TASK TO CARRY OUT: Lines that contain "affection" are to be counted; give only their number.

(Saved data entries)
[BEGIN]

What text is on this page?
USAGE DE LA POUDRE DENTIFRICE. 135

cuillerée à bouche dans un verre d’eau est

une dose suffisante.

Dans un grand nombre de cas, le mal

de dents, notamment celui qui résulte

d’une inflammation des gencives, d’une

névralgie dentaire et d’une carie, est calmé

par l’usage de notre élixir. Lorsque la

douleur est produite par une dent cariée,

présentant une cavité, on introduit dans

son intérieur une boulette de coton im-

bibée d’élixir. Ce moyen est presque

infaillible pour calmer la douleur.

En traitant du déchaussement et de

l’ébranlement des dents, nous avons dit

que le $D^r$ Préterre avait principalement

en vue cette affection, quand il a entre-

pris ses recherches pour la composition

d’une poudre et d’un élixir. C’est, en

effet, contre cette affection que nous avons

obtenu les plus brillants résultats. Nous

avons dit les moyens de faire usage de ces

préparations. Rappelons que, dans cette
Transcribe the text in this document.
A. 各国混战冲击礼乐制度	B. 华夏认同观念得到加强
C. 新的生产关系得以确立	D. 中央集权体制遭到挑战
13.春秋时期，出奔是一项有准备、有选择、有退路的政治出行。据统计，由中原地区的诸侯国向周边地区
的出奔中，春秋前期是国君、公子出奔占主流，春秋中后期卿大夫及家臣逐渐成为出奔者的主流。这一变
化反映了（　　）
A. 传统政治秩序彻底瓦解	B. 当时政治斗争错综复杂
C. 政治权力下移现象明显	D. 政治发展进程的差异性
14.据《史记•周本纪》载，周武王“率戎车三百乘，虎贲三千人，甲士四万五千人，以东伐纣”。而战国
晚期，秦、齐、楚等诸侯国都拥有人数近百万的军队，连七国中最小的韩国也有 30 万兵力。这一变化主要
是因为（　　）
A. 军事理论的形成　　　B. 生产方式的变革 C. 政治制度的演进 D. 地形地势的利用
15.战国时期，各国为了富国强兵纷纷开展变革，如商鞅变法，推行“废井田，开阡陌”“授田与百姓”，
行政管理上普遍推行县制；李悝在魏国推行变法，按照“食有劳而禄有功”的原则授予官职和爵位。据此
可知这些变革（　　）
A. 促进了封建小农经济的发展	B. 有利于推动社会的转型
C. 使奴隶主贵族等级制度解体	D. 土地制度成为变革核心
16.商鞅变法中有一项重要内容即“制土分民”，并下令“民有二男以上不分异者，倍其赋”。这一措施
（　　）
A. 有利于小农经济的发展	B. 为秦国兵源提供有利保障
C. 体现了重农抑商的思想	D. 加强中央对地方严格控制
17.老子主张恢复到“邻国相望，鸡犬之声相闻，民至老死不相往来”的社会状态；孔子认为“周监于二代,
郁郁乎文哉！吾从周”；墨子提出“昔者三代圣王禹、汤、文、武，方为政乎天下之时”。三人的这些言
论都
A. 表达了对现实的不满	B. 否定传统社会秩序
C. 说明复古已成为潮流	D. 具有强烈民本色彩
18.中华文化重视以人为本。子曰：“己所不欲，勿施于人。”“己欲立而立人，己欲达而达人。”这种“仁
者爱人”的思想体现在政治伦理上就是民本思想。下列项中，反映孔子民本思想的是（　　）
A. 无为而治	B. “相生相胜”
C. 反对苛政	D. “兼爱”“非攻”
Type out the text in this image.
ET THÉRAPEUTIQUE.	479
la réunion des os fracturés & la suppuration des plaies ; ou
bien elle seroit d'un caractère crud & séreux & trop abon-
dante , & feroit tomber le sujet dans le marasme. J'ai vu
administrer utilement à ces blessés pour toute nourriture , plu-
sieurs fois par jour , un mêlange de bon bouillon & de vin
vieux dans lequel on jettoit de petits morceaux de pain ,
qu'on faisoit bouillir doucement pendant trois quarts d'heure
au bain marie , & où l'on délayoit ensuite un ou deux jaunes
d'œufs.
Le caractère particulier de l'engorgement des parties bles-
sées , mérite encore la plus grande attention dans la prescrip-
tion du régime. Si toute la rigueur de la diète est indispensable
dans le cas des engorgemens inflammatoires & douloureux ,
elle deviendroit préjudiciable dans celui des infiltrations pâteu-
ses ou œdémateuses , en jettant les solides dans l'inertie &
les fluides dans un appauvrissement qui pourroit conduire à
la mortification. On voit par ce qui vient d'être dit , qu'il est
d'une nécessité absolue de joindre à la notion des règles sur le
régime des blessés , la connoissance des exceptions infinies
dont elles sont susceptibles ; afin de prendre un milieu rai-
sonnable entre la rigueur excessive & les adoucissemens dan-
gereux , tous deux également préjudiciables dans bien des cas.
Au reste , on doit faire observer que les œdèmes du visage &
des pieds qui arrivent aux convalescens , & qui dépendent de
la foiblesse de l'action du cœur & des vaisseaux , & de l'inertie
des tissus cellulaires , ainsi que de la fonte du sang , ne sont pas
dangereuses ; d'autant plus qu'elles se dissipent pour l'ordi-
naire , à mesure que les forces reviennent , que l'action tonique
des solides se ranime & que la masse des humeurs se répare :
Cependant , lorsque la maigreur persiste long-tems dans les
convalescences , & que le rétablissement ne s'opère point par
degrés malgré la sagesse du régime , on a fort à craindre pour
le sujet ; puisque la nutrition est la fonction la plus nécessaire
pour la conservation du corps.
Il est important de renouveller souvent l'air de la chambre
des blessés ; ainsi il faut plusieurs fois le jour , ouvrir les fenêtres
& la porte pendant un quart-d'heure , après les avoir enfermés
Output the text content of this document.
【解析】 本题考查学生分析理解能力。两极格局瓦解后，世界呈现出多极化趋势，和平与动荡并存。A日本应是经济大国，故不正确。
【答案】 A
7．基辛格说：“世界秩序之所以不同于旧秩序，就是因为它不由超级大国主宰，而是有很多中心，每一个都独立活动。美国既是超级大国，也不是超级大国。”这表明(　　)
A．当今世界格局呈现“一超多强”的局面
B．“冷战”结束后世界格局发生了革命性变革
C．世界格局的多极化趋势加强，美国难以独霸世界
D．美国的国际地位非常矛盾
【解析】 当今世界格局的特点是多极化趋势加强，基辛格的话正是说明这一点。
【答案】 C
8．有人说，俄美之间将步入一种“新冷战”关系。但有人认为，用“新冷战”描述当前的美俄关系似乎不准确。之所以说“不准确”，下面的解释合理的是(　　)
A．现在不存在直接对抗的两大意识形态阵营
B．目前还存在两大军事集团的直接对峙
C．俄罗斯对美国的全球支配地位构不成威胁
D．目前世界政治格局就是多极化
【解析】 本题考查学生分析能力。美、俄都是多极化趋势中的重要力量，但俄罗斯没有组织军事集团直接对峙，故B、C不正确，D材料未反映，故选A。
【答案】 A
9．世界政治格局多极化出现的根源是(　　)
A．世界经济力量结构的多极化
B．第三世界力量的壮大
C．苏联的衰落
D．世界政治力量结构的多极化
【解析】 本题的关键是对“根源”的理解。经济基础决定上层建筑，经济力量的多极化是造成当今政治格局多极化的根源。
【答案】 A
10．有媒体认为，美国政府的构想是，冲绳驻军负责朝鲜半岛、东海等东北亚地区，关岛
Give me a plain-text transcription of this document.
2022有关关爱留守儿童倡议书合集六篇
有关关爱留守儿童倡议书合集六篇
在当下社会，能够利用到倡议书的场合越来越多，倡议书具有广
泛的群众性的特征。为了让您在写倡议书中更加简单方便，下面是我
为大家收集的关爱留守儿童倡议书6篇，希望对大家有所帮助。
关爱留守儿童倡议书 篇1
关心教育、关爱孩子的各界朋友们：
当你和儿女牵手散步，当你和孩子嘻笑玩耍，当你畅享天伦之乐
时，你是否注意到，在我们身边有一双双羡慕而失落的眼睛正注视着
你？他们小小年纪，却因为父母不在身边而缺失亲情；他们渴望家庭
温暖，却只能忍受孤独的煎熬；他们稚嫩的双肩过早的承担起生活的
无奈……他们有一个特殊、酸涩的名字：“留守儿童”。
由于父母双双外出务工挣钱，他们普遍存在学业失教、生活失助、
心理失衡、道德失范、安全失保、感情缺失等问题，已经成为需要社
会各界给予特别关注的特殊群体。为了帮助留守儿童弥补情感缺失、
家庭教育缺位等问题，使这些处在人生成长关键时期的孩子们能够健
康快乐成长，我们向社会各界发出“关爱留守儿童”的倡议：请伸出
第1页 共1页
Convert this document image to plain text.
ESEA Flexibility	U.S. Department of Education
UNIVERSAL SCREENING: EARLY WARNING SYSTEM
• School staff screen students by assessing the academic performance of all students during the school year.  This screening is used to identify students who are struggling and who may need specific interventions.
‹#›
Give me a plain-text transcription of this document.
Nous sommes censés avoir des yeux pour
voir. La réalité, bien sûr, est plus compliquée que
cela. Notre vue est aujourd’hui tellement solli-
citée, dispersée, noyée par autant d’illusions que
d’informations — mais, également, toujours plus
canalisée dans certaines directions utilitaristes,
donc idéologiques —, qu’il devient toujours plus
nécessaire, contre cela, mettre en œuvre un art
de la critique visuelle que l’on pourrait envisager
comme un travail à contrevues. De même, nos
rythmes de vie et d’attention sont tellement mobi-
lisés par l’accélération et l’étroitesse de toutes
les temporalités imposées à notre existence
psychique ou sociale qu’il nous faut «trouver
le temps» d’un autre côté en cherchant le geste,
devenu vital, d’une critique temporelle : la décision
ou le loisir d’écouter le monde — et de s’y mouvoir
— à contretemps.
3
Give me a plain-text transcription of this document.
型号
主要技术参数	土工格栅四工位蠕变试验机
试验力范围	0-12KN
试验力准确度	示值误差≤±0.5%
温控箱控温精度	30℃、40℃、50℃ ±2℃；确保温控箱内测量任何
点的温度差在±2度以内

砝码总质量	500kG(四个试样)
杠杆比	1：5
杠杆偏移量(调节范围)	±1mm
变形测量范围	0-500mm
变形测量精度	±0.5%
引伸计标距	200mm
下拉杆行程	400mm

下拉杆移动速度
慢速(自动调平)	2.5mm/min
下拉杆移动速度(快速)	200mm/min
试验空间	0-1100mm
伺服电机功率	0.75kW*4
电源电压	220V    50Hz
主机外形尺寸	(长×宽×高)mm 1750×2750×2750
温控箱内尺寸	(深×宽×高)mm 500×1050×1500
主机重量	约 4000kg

[END]

THE OUTPUT: 2